From the listing that follows, output everything exactly except the pictures.
── Available records ──
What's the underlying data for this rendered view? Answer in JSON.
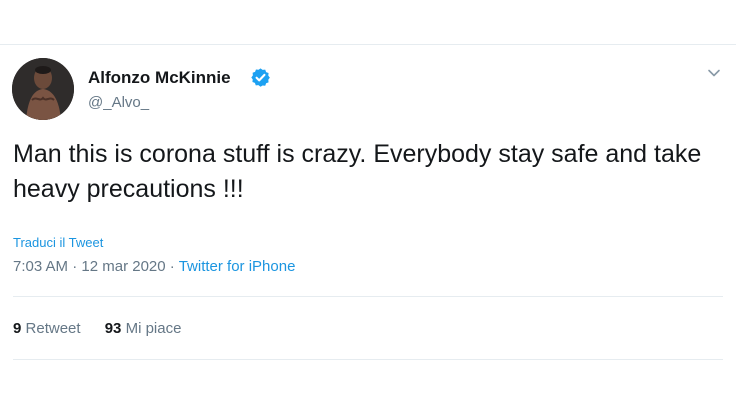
{
  "tweet": {
    "author_name": "Alfonzo McKinnie",
    "handle": "@_Alvo_",
    "text": "Man this is corona stuff is crazy. Everybody stay safe and take heavy precautions !!!",
    "translate_label": "Traduci il Tweet",
    "time": "7:03 AM",
    "date": "12 mar 2020",
    "source": "Twitter for iPhone",
    "separator": "·",
    "retweet_count": "9",
    "retweet_label": "Retweet",
    "like_count": "93",
    "like_label": "Mi piace"
  },
  "icons": {
    "verified": "verified-badge-icon",
    "caret": "chevron-down-icon",
    "avatar": "profile-photo"
  },
  "colors": {
    "link": "#1b95e0",
    "muted": "#657786",
    "text": "#14171a",
    "divider": "#e6ecf0"
  }
}
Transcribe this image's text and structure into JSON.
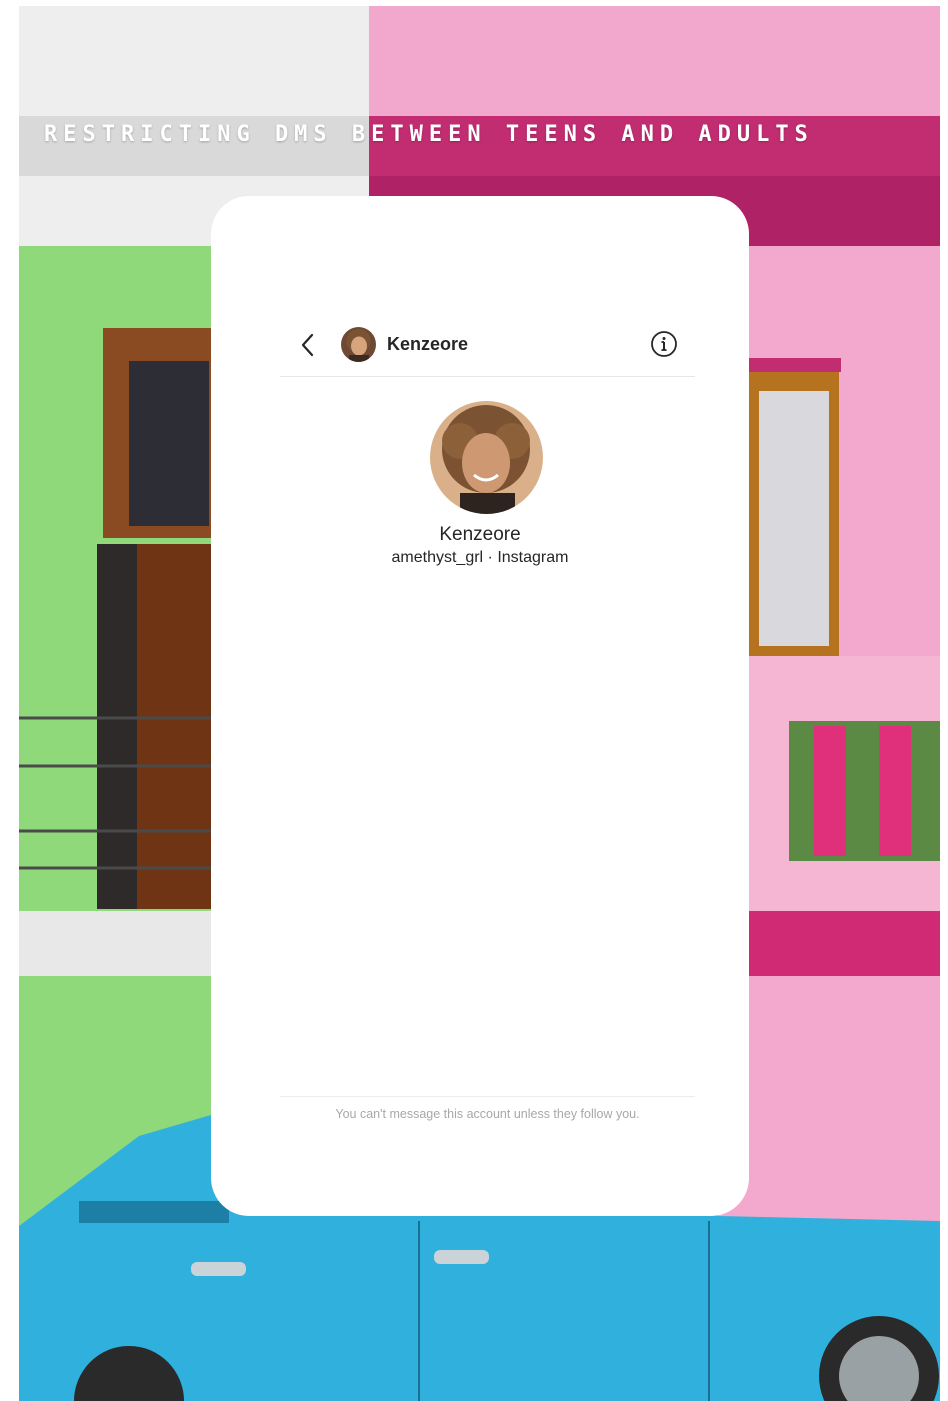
{
  "page": {
    "headline": "RESTRICTING DMS BETWEEN TEENS AND ADULTS"
  },
  "background": {
    "description_icon": "house-facade-photo",
    "colors": {
      "pink": "#f2a8cc",
      "green": "#8fd97a",
      "car": "#2fb0dd"
    }
  },
  "chat": {
    "back_icon": "chevron-left-icon",
    "info_icon": "info-icon",
    "header_name": "Kenzeore",
    "profile_name": "Kenzeore",
    "profile_subtitle": "amethyst_grl · Instagram",
    "restriction_notice": "You can't message this account unless they follow you."
  }
}
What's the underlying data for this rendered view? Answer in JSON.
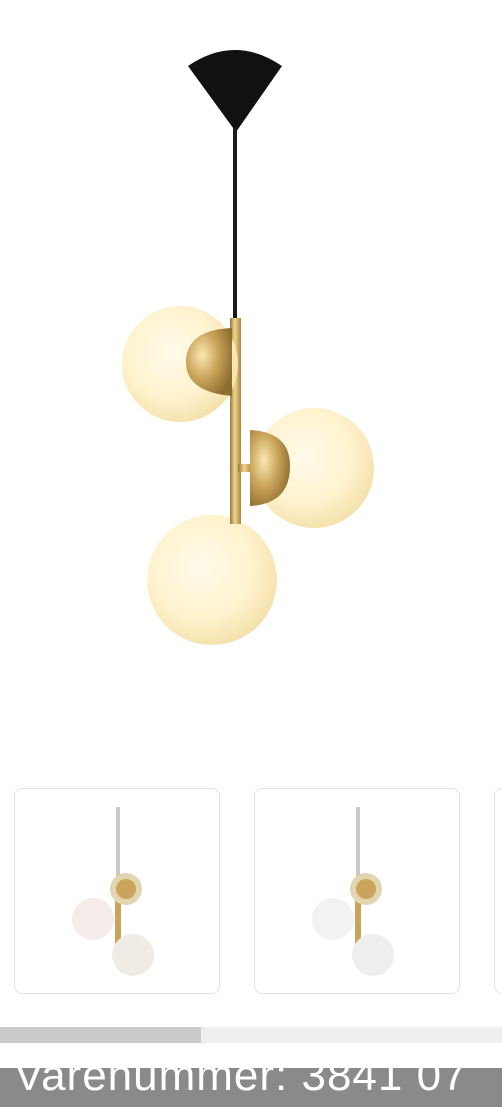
{
  "product": {
    "image_name": "pendant-lamp-three-globes",
    "colors": {
      "canopy": "#111111",
      "cord": "#1a1a1a",
      "brass": "#c9a45a",
      "globe_warm": "#fff3cf",
      "globe_white": "#f5f1ee"
    }
  },
  "thumbnails": [
    {
      "name": "thumbnail-1",
      "variant": "white-globes-brass"
    },
    {
      "name": "thumbnail-2",
      "variant": "white-globes-brass"
    },
    {
      "name": "thumbnail-3",
      "variant": "partially-visible"
    }
  ],
  "carousel": {
    "scroll_fraction": 0.4
  },
  "bottom_banner": {
    "text": "Varenummer: 3841 07"
  }
}
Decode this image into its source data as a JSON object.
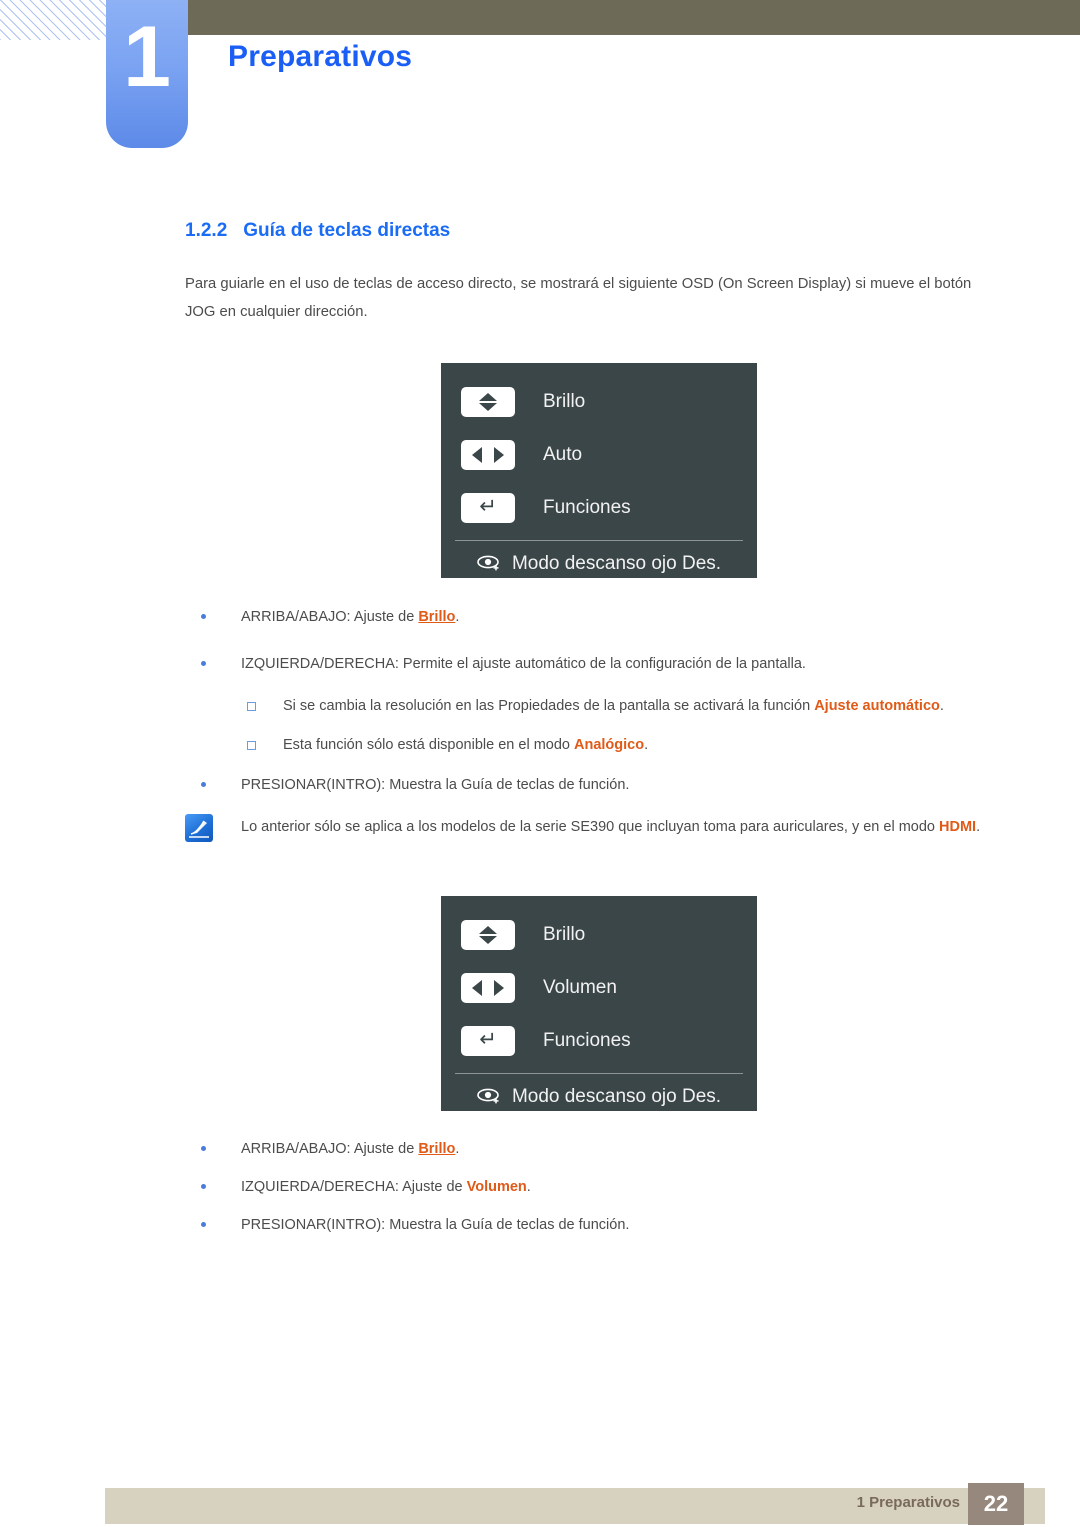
{
  "header": {
    "chapter_number": "1",
    "chapter_title": "Preparativos"
  },
  "section": {
    "number": "1.2.2",
    "title": "Guía de teclas directas",
    "intro": "Para guiarle en el uso de teclas de acceso directo, se mostrará el siguiente OSD (On Screen Display) si mueve el botón JOG en cualquier dirección."
  },
  "osd_first": {
    "rows": [
      {
        "icon": "up-down-arrow-icon",
        "label": "Brillo"
      },
      {
        "icon": "left-right-arrow-icon",
        "label": "Auto"
      },
      {
        "icon": "enter-arrow-icon",
        "label": "Funciones"
      }
    ],
    "footer_row": {
      "icon": "eye-icon",
      "label": "Modo descanso ojo Des."
    }
  },
  "osd_second": {
    "rows": [
      {
        "icon": "up-down-arrow-icon",
        "label": "Brillo"
      },
      {
        "icon": "left-right-arrow-icon",
        "label": "Volumen"
      },
      {
        "icon": "enter-arrow-icon",
        "label": "Funciones"
      }
    ],
    "footer_row": {
      "icon": "eye-icon",
      "label": "Modo descanso ojo Des."
    }
  },
  "list_first": {
    "item1_pre": "ARRIBA/ABAJO: Ajuste de ",
    "item1_hl": "Brillo",
    "item1_post": ".",
    "item2": "IZQUIERDA/DERECHA: Permite el ajuste automático de la configuración de la pantalla.",
    "sub1_pre": "Si se cambia la resolución en las Propiedades de la pantalla se activará la función ",
    "sub1_hl": "Ajuste automático",
    "sub1_post": ".",
    "sub2_pre": "Esta función sólo está disponible en el modo ",
    "sub2_hl": "Analógico",
    "sub2_post": ".",
    "item3": "PRESIONAR(INTRO): Muestra la Guía de teclas de función."
  },
  "note": {
    "icon": "note-pen-icon",
    "text_pre": "Lo anterior sólo se aplica a los modelos de la serie SE390 que incluyan toma para auriculares, y en el modo ",
    "text_hl": "HDMI",
    "text_post": "."
  },
  "list_second": {
    "item1_pre": "ARRIBA/ABAJO: Ajuste de ",
    "item1_hl": "Brillo",
    "item1_post": ".",
    "item2_pre": "IZQUIERDA/DERECHA: Ajuste de ",
    "item2_hl": "Volumen",
    "item2_post": ".",
    "item3": "PRESIONAR(INTRO): Muestra la Guía de teclas de función."
  },
  "footer": {
    "label": "1 Preparativos",
    "page_number": "22"
  },
  "colors": {
    "header_bar": "#6d6b57",
    "chapter_tab": "#7ba3f2",
    "title_blue": "#1b5ef5",
    "heading_blue": "#1b6cf5",
    "highlight_orange": "#e05a18",
    "osd_bg": "#3b4649",
    "footer_bar": "#d7d2c0",
    "footer_page_bg": "#96887c"
  }
}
───
- **Result**
What's the underlying data for this rendered view? Answer in JSON.
{
  "tweet": {
    "author_name": "Alfonzo McKinnie",
    "handle": "@_Alvo_",
    "text": "Man this is corona stuff is crazy. Everybody stay safe and take heavy precautions !!!",
    "translate_label": "Traduci il Tweet",
    "time": "7:03 AM",
    "date": "12 mar 2020",
    "source": "Twitter for iPhone",
    "separator": "·",
    "retweet_count": "9",
    "retweet_label": "Retweet",
    "like_count": "93",
    "like_label": "Mi piace"
  },
  "icons": {
    "verified": "verified-badge-icon",
    "caret": "chevron-down-icon",
    "avatar": "profile-photo"
  },
  "colors": {
    "link": "#1b95e0",
    "muted": "#657786",
    "text": "#14171a",
    "divider": "#e6ecf0"
  }
}
Transcribe this image's text and structure into JSON.
{
  "page": {
    "headline": "RESTRICTING DMS BETWEEN TEENS AND ADULTS"
  },
  "background": {
    "description_icon": "house-facade-photo",
    "colors": {
      "pink": "#f2a8cc",
      "green": "#8fd97a",
      "car": "#2fb0dd"
    }
  },
  "chat": {
    "back_icon": "chevron-left-icon",
    "info_icon": "info-icon",
    "header_name": "Kenzeore",
    "profile_name": "Kenzeore",
    "profile_subtitle": "amethyst_grl · Instagram",
    "restriction_notice": "You can't message this account unless they follow you."
  }
}
What's the underlying data for this rendered view? Answer in JSON.
{
  "product": {
    "image_name": "pendant-lamp-three-globes",
    "colors": {
      "canopy": "#111111",
      "cord": "#1a1a1a",
      "brass": "#c9a45a",
      "globe_warm": "#fff3cf",
      "globe_white": "#f5f1ee"
    }
  },
  "thumbnails": [
    {
      "name": "thumbnail-1",
      "variant": "white-globes-brass"
    },
    {
      "name": "thumbnail-2",
      "variant": "white-globes-brass"
    },
    {
      "name": "thumbnail-3",
      "variant": "partially-visible"
    }
  ],
  "carousel": {
    "scroll_fraction": 0.4
  },
  "bottom_banner": {
    "text": "Varenummer: 3841 07"
  }
}
Decode this image into its source data as a JSON object.
{
  "header": {
    "chapter_number": "1",
    "chapter_title": "Preparativos"
  },
  "section": {
    "number": "1.2.2",
    "title": "Guía de teclas directas",
    "intro": "Para guiarle en el uso de teclas de acceso directo, se mostrará el siguiente OSD (On Screen Display) si mueve el botón JOG en cualquier dirección."
  },
  "osd_first": {
    "rows": [
      {
        "icon": "up-down-arrow-icon",
        "label": "Brillo"
      },
      {
        "icon": "left-right-arrow-icon",
        "label": "Auto"
      },
      {
        "icon": "enter-arrow-icon",
        "label": "Funciones"
      }
    ],
    "footer_row": {
      "icon": "eye-icon",
      "label": "Modo descanso ojo Des."
    }
  },
  "osd_second": {
    "rows": [
      {
        "icon": "up-down-arrow-icon",
        "label": "Brillo"
      },
      {
        "icon": "left-right-arrow-icon",
        "label": "Volumen"
      },
      {
        "icon": "enter-arrow-icon",
        "label": "Funciones"
      }
    ],
    "footer_row": {
      "icon": "eye-icon",
      "label": "Modo descanso ojo Des."
    }
  },
  "list_first": {
    "item1_pre": "ARRIBA/ABAJO: Ajuste de ",
    "item1_hl": "Brillo",
    "item1_post": ".",
    "item2": "IZQUIERDA/DERECHA: Permite el ajuste automático de la configuración de la pantalla.",
    "sub1_pre": "Si se cambia la resolución en las Propiedades de la pantalla se activará la función ",
    "sub1_hl": "Ajuste automático",
    "sub1_post": ".",
    "sub2_pre": "Esta función sólo está disponible en el modo ",
    "sub2_hl": "Analógico",
    "sub2_post": ".",
    "item3": "PRESIONAR(INTRO): Muestra la Guía de teclas de función."
  },
  "note": {
    "icon": "note-pen-icon",
    "text_pre": "Lo anterior sólo se aplica a los modelos de la serie SE390 que incluyan toma para auriculares, y en el modo ",
    "text_hl": "HDMI",
    "text_post": "."
  },
  "list_second": {
    "item1_pre": "ARRIBA/ABAJO: Ajuste de ",
    "item1_hl": "Brillo",
    "item1_post": ".",
    "item2_pre": "IZQUIERDA/DERECHA: Ajuste de ",
    "item2_hl": "Volumen",
    "item2_post": ".",
    "item3": "PRESIONAR(INTRO): Muestra la Guía de teclas de función."
  },
  "footer": {
    "label": "1 Preparativos",
    "page_number": "22"
  },
  "colors": {
    "header_bar": "#6d6b57",
    "chapter_tab": "#7ba3f2",
    "title_blue": "#1b5ef5",
    "heading_blue": "#1b6cf5",
    "highlight_orange": "#e05a18",
    "osd_bg": "#3b4649",
    "footer_bar": "#d7d2c0",
    "footer_page_bg": "#96887c"
  }
}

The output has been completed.